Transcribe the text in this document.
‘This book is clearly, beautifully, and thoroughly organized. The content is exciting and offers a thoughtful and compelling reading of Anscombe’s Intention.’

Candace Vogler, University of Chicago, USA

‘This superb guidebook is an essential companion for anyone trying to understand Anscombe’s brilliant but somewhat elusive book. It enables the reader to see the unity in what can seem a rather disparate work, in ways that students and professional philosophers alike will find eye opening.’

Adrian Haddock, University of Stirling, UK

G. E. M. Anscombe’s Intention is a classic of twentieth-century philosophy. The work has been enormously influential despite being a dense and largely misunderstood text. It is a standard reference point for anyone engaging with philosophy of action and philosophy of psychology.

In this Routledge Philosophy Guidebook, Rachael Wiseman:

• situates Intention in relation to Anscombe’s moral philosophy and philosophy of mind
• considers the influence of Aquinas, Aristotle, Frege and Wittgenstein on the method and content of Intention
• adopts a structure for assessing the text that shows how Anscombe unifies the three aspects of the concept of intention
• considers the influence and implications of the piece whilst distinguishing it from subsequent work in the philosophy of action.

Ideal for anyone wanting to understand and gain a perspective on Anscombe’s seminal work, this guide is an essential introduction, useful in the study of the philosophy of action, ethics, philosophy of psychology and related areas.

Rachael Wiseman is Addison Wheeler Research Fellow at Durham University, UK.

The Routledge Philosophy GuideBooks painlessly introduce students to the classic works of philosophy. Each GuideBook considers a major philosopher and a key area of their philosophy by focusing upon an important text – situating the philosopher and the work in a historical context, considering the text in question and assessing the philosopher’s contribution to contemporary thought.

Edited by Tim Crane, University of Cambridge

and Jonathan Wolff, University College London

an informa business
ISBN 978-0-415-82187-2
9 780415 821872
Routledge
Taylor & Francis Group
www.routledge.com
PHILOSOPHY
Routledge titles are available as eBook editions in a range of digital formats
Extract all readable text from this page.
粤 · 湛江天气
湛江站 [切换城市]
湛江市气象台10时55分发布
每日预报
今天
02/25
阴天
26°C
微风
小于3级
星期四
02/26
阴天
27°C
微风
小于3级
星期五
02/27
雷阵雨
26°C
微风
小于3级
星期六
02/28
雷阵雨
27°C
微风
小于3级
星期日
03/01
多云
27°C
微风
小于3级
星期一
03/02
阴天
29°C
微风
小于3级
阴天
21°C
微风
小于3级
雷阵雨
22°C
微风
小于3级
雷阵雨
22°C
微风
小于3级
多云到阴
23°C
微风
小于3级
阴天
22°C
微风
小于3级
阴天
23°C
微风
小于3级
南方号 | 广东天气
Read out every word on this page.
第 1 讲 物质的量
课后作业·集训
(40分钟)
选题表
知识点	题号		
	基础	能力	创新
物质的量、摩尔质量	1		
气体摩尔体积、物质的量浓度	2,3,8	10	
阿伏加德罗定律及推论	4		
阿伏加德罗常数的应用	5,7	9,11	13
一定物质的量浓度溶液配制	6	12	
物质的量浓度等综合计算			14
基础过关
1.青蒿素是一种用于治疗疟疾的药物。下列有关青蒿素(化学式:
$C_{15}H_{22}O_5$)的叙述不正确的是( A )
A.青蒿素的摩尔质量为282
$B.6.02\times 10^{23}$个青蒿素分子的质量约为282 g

○ ○ ○ ○

**Task objective:** Copy each line of the data above without altering a single character.

**Answer for the task:**
Transcribe the text in this document.
‘This book is clearly, beautifully, and thoroughly organized. The content is exciting and offers a thoughtful and compelling reading of Anscombe’s Intention.’

Candace Vogler, University of Chicago, USA

‘This superb guidebook is an essential companion for anyone trying to understand Anscombe’s brilliant but somewhat elusive book. It enables the reader to see the unity in what can seem a rather disparate work, in ways that students and professional philosophers alike will find eye opening.’

Adrian Haddock, University of Stirling, UK

G. E. M. Anscombe’s Intention is a classic of twentieth-century philosophy. The work has been enormously influential despite being a dense and largely misunderstood text. It is a standard reference point for anyone engaging with philosophy of action and philosophy of psychology.

In this Routledge Philosophy Guidebook, Rachael Wiseman:

• situates Intention in relation to Anscombe’s moral philosophy and philosophy of mind
• considers the influence of Aquinas, Aristotle, Frege and Wittgenstein on the method and content of Intention
• adopts a structure for assessing the text that shows how Anscombe unifies the three aspects of the concept of intention
• considers the influence and implications of the piece whilst distinguishing it from subsequent work in the philosophy of action.

Ideal for anyone wanting to understand and gain a perspective on Anscombe’s seminal work, this guide is an essential introduction, useful in the study of the philosophy of action, ethics, philosophy of psychology and related areas.

Rachael Wiseman is Addison Wheeler Research Fellow at Durham University, UK.

The Routledge Philosophy GuideBooks painlessly introduce students to the classic works of philosophy. Each GuideBook considers a major philosopher and a key area of their philosophy by focusing upon an important text – situating the philosopher and the work in a historical context, considering the text in question and assessing the philosopher’s contribution to contemporary thought.

Edited by Tim Crane, University of Cambridge

and Jonathan Wolff, University College London

an informa business
ISBN 978-0-415-82187-2
9 780415 821872
Routledge
Taylor & Francis Group
www.routledge.com
PHILOSOPHY
Routledge titles are available as eBook editions in a range of digital formats
Extract all readable text from this page.
粤 · 湛江天气
湛江站 [切换城市]
湛江市气象台10时55分发布
每日预报
今天
02/25
阴天
26°C
微风
小于3级
星期四
02/26
阴天
27°C
微风
小于3级
星期五
02/27
雷阵雨
26°C
微风
小于3级
星期六
02/28
雷阵雨
27°C
微风
小于3级
星期日
03/01
多云
27°C
微风
小于3级
星期一
03/02
阴天
29°C
微风
小于3级
阴天
21°C
微风
小于3级
雷阵雨
22°C
微风
小于3级
雷阵雨
22°C
微风
小于3级
多云到阴
23°C
微风
小于3级
阴天
22°C
微风
小于3级
阴天
23°C
微风
小于3级
南方号 | 广东天气
Read out every word on this page.
第 1 讲 物质的量
课后作业·集训
(40分钟)
选题表
知识点	题号		
	基础	能力	创新
物质的量、摩尔质量	1		
气体摩尔体积、物质的量浓度	2,3,8	10	
阿伏加德罗定律及推论	4		
阿伏加德罗常数的应用	5,7	9,11	13
一定物质的量浓度溶液配制	6	12	
物质的量浓度等综合计算			14
基础过关
1.青蒿素是一种用于治疗疟疾的药物。下列有关青蒿素(化学式:
$C_{15}H_{22}O_5$)的叙述不正确的是( A )
A.青蒿素的摩尔质量为282
$B.6.02\times 10^{23}$个青蒿素分子的质量约为282 g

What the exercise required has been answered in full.